(Some records)
━━━

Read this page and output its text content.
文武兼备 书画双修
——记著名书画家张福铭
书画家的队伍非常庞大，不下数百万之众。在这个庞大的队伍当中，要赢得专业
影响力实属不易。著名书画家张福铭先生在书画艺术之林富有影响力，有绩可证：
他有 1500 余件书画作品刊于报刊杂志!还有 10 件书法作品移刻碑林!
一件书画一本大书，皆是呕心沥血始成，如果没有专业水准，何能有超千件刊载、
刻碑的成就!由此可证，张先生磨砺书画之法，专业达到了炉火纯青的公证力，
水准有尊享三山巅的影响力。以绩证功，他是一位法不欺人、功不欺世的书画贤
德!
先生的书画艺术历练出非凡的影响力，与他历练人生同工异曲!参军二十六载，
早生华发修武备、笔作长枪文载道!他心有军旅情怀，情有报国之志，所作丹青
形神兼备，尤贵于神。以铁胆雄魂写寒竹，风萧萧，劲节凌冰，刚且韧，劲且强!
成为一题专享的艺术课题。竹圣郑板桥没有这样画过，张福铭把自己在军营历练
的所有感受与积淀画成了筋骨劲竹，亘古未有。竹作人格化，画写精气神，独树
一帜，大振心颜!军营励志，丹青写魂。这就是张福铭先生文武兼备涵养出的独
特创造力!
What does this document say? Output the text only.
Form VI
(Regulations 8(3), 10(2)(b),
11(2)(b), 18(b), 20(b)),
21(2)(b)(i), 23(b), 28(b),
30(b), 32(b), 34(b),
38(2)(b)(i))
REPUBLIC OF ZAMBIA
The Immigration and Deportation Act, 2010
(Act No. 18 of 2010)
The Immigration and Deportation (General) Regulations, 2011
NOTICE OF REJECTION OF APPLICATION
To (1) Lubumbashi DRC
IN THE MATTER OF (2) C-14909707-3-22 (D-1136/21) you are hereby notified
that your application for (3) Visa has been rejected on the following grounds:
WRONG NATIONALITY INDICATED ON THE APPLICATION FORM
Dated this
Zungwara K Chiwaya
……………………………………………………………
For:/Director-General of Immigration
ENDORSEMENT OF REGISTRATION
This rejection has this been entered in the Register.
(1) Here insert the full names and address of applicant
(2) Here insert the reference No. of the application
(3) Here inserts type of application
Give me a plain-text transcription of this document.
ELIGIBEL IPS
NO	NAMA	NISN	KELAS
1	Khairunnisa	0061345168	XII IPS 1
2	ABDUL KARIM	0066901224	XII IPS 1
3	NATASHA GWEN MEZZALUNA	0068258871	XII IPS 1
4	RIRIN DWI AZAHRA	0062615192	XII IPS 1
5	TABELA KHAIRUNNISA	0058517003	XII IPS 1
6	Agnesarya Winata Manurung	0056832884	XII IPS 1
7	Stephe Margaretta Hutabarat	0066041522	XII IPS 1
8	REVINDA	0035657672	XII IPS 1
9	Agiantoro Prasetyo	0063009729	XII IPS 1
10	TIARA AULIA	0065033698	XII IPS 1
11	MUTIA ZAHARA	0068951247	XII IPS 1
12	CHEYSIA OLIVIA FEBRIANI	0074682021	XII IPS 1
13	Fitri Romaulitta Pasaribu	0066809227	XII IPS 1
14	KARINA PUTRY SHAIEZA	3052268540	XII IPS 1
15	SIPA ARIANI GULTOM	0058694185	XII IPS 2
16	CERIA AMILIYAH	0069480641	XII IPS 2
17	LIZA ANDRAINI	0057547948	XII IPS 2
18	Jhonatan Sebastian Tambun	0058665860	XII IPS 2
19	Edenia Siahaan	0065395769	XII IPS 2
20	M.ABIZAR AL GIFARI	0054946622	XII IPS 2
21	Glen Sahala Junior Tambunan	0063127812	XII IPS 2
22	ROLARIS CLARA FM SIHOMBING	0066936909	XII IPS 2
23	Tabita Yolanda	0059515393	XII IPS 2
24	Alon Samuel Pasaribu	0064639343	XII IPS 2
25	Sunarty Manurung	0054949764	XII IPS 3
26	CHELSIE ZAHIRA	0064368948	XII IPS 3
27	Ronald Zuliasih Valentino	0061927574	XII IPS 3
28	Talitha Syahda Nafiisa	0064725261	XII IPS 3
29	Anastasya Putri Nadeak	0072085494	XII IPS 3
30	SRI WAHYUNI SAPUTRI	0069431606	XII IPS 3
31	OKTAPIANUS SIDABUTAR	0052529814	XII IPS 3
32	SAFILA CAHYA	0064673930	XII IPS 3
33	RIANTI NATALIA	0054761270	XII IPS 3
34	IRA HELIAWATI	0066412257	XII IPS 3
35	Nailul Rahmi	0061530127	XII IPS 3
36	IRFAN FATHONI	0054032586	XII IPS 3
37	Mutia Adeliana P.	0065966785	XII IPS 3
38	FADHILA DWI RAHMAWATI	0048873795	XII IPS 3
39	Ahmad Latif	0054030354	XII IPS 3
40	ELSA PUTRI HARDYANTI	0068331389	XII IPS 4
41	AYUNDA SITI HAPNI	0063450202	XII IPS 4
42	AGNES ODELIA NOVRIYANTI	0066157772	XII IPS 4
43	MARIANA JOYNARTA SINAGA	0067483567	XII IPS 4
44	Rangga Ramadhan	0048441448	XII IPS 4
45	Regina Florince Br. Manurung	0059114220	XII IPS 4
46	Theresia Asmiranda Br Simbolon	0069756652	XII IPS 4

━━━

→ **SET EXERCISE**:
Exact output of every entry is required.

→ **SOLUTION TO THE PROBLEM**:
Read this page and output its text content.
文武兼备 书画双修
——记著名书画家张福铭
书画家的队伍非常庞大，不下数百万之众。在这个庞大的队伍当中，要赢得专业
影响力实属不易。著名书画家张福铭先生在书画艺术之林富有影响力，有绩可证：
他有 1500 余件书画作品刊于报刊杂志!还有 10 件书法作品移刻碑林!
一件书画一本大书，皆是呕心沥血始成，如果没有专业水准，何能有超千件刊载、
刻碑的成就!由此可证，张先生磨砺书画之法，专业达到了炉火纯青的公证力，
水准有尊享三山巅的影响力。以绩证功，他是一位法不欺人、功不欺世的书画贤
德!
先生的书画艺术历练出非凡的影响力，与他历练人生同工异曲!参军二十六载，
早生华发修武备、笔作长枪文载道!他心有军旅情怀，情有报国之志，所作丹青
形神兼备，尤贵于神。以铁胆雄魂写寒竹，风萧萧，劲节凌冰，刚且韧，劲且强!
成为一题专享的艺术课题。竹圣郑板桥没有这样画过，张福铭把自己在军营历练
的所有感受与积淀画成了筋骨劲竹，亘古未有。竹作人格化，画写精气神，独树
一帜，大振心颜!军营励志，丹青写魂。这就是张福铭先生文武兼备涵养出的独
特创造力!
What does this document say? Output the text only.
Form VI
(Regulations 8(3), 10(2)(b),
11(2)(b), 18(b), 20(b)),
21(2)(b)(i), 23(b), 28(b),
30(b), 32(b), 34(b),
38(2)(b)(i))
REPUBLIC OF ZAMBIA
The Immigration and Deportation Act, 2010
(Act No. 18 of 2010)
The Immigration and Deportation (General) Regulations, 2011
NOTICE OF REJECTION OF APPLICATION
To (1) Lubumbashi DRC
IN THE MATTER OF (2) C-14909707-3-22 (D-1136/21) you are hereby notified
that your application for (3) Visa has been rejected on the following grounds:
WRONG NATIONALITY INDICATED ON THE APPLICATION FORM
Dated this
Zungwara K Chiwaya
……………………………………………………………
For:/Director-General of Immigration
ENDORSEMENT OF REGISTRATION
This rejection has this been entered in the Register.
(1) Here insert the full names and address of applicant
(2) Here insert the reference No. of the application
(3) Here inserts type of application
Give me a plain-text transcription of this document.
ELIGIBEL IPS
NO	NAMA	NISN	KELAS
1	Khairunnisa	0061345168	XII IPS 1
2	ABDUL KARIM	0066901224	XII IPS 1
3	NATASHA GWEN MEZZALUNA	0068258871	XII IPS 1
4	RIRIN DWI AZAHRA	0062615192	XII IPS 1
5	TABELA KHAIRUNNISA	0058517003	XII IPS 1
6	Agnesarya Winata Manurung	0056832884	XII IPS 1
7	Stephe Margaretta Hutabarat	0066041522	XII IPS 1
8	REVINDA	0035657672	XII IPS 1
9	Agiantoro Prasetyo	0063009729	XII IPS 1
10	TIARA AULIA	0065033698	XII IPS 1
11	MUTIA ZAHARA	0068951247	XII IPS 1
12	CHEYSIA OLIVIA FEBRIANI	0074682021	XII IPS 1
13	Fitri Romaulitta Pasaribu	0066809227	XII IPS 1
14	KARINA PUTRY SHAIEZA	3052268540	XII IPS 1
15	SIPA ARIANI GULTOM	0058694185	XII IPS 2
16	CERIA AMILIYAH	0069480641	XII IPS 2
17	LIZA ANDRAINI	0057547948	XII IPS 2
18	Jhonatan Sebastian Tambun	0058665860	XII IPS 2
19	Edenia Siahaan	0065395769	XII IPS 2
20	M.ABIZAR AL GIFARI	0054946622	XII IPS 2
21	Glen Sahala Junior Tambunan	0063127812	XII IPS 2
22	ROLARIS CLARA FM SIHOMBING	0066936909	XII IPS 2
23	Tabita Yolanda	0059515393	XII IPS 2
24	Alon Samuel Pasaribu	0064639343	XII IPS 2
25	Sunarty Manurung	0054949764	XII IPS 3
26	CHELSIE ZAHIRA	0064368948	XII IPS 3
27	Ronald Zuliasih Valentino	0061927574	XII IPS 3
28	Talitha Syahda Nafiisa	0064725261	XII IPS 3
29	Anastasya Putri Nadeak	0072085494	XII IPS 3
30	SRI WAHYUNI SAPUTRI	0069431606	XII IPS 3
31	OKTAPIANUS SIDABUTAR	0052529814	XII IPS 3
32	SAFILA CAHYA	0064673930	XII IPS 3
33	RIANTI NATALIA	0054761270	XII IPS 3
34	IRA HELIAWATI	0066412257	XII IPS 3
35	Nailul Rahmi	0061530127	XII IPS 3
36	IRFAN FATHONI	0054032586	XII IPS 3
37	Mutia Adeliana P.	0065966785	XII IPS 3
38	FADHILA DWI RAHMAWATI	0048873795	XII IPS 3
39	Ahmad Latif	0054030354	XII IPS 3
40	ELSA PUTRI HARDYANTI	0068331389	XII IPS 4
41	AYUNDA SITI HAPNI	0063450202	XII IPS 4
42	AGNES ODELIA NOVRIYANTI	0066157772	XII IPS 4
43	MARIANA JOYNARTA SINAGA	0067483567	XII IPS 4
44	Rangga Ramadhan	0048441448	XII IPS 4
45	Regina Florince Br. Manurung	0059114220	XII IPS 4
46	Theresia Asmiranda Br Simbolon	0069756652	XII IPS 4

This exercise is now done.